[Rows from a dataset]
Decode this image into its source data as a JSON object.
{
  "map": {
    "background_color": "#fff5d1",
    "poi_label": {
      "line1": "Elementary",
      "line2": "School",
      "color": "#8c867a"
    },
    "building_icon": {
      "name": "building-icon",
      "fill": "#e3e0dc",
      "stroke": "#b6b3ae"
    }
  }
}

◆ **Exercise aim**:
Copy every line of the records word for word.

◆ **Expected output**:
Decode this image into its source data as a JSON object.
{
  "map": {
    "background_color": "#fff5d1",
    "poi_label": {
      "line1": "Elementary",
      "line2": "School",
      "color": "#8c867a"
    },
    "building_icon": {
      "name": "building-icon",
      "fill": "#e3e0dc",
      "stroke": "#b6b3ae"
    }
  }
}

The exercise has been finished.